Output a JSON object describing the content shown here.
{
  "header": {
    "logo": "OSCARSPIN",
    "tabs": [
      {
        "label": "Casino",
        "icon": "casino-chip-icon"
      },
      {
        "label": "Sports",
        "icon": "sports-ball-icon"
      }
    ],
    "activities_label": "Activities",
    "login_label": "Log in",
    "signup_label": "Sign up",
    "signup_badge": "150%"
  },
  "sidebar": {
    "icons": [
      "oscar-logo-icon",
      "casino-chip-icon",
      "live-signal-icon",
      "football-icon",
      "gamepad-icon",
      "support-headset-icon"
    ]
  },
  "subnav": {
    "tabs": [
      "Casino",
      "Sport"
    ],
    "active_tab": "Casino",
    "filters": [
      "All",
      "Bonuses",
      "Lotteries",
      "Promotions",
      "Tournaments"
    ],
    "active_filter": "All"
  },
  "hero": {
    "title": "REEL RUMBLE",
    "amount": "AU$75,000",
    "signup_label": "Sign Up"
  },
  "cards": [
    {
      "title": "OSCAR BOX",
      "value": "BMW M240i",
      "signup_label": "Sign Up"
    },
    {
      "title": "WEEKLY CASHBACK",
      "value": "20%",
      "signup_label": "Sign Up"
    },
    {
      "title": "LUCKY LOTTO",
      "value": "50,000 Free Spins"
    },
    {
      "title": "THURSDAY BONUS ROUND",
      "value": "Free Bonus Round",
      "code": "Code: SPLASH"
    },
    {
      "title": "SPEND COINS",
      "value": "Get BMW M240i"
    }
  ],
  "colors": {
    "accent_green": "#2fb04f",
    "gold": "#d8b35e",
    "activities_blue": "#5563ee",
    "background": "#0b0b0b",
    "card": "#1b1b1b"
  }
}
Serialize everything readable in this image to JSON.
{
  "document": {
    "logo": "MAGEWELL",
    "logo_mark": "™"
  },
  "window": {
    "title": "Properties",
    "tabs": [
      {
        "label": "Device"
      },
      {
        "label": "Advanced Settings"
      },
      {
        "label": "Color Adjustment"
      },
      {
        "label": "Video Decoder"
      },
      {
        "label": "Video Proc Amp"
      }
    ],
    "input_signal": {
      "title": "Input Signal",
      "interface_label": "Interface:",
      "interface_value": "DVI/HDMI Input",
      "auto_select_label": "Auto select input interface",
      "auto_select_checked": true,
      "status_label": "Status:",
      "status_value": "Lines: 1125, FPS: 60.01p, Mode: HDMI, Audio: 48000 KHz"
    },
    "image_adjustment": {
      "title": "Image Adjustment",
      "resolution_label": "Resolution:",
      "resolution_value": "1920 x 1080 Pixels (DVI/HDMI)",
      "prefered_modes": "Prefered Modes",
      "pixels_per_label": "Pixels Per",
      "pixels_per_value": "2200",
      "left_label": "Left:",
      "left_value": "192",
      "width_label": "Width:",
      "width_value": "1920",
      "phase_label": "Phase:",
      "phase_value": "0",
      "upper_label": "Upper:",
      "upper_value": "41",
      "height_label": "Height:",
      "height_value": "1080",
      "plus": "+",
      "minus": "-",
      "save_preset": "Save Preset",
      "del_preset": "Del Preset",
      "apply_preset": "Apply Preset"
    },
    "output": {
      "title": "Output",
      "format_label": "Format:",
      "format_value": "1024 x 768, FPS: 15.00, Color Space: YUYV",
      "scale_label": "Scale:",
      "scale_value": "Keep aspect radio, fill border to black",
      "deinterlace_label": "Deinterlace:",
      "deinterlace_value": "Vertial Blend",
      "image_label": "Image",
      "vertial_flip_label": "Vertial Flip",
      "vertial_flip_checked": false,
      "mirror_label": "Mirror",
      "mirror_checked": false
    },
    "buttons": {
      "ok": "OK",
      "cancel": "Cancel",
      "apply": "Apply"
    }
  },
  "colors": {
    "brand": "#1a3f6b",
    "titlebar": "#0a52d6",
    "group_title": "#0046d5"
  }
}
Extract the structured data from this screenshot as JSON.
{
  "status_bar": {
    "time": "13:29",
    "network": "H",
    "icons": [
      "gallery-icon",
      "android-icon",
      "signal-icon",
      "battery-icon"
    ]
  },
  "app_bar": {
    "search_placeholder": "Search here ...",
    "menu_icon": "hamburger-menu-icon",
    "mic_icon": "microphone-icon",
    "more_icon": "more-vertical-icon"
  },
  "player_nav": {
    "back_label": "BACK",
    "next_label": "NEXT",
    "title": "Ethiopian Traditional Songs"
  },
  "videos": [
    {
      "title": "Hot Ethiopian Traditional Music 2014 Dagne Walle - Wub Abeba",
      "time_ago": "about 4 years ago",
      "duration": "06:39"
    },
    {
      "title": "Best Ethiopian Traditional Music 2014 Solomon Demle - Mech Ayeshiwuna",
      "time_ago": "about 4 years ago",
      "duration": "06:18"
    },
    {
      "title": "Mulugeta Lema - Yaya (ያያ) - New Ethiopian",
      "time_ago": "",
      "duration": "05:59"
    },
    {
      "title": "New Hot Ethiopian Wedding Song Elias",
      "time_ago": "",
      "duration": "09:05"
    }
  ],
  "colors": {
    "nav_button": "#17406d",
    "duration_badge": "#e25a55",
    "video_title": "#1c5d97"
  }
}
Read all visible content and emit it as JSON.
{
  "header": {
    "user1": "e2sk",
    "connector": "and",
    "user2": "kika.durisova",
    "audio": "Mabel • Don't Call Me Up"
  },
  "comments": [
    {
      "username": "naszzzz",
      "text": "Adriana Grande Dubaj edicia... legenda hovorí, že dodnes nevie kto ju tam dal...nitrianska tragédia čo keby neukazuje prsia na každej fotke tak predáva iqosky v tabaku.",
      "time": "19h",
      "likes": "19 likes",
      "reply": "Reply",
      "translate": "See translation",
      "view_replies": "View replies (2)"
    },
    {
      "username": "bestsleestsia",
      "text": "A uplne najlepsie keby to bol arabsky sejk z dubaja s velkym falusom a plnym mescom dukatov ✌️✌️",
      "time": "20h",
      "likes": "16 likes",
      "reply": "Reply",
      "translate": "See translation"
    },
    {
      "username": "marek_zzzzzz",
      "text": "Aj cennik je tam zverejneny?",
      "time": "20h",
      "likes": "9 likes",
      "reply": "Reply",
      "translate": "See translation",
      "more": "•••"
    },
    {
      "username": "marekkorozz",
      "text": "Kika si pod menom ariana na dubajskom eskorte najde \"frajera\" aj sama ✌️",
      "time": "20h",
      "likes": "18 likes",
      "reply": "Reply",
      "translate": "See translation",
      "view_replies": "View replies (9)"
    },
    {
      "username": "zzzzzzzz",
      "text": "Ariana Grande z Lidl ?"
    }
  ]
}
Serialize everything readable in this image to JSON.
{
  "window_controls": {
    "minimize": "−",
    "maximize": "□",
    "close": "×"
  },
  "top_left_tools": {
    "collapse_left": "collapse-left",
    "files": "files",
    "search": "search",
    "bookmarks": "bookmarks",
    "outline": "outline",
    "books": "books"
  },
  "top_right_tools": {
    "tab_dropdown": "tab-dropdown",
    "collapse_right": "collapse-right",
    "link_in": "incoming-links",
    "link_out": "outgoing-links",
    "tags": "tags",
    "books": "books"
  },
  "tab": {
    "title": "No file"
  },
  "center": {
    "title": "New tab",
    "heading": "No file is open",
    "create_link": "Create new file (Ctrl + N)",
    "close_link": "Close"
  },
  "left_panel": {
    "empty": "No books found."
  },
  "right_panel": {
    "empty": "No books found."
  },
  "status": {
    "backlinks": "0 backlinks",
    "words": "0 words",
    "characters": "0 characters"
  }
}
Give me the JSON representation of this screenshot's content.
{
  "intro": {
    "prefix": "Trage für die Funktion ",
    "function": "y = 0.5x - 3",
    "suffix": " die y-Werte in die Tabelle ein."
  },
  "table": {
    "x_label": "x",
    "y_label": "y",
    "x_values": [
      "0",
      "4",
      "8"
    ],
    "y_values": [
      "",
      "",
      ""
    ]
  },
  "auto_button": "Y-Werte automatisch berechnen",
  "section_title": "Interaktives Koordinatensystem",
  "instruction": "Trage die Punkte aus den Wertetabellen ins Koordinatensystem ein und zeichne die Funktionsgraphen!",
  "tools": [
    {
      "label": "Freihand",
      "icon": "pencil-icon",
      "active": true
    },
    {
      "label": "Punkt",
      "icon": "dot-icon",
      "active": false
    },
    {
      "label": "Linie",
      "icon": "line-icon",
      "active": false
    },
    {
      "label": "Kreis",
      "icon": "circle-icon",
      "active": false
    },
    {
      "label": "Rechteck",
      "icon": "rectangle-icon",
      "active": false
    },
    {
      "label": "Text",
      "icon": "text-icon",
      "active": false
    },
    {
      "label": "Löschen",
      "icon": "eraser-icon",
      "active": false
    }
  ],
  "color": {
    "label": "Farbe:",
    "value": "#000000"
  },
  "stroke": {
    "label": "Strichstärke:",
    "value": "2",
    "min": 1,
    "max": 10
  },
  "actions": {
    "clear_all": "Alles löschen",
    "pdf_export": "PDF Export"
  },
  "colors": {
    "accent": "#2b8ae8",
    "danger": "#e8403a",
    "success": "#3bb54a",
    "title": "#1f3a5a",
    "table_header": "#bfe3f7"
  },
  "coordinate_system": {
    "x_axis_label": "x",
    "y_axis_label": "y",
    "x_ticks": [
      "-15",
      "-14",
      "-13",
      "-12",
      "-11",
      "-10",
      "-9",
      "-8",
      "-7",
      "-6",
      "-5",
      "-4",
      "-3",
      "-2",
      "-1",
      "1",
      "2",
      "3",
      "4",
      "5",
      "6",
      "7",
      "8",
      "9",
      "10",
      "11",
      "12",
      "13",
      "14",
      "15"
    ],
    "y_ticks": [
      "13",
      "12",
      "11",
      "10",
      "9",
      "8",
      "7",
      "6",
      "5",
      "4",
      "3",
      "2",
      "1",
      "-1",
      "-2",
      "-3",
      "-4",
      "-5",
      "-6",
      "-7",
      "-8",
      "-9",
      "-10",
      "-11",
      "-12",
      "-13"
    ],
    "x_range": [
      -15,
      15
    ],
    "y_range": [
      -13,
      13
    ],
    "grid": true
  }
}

Exercise:
Pull out each line of the listing that holds the string "here".

Solution:
Output a JSON object describing the content shown here.
    "search_placeholder": "Search here ...",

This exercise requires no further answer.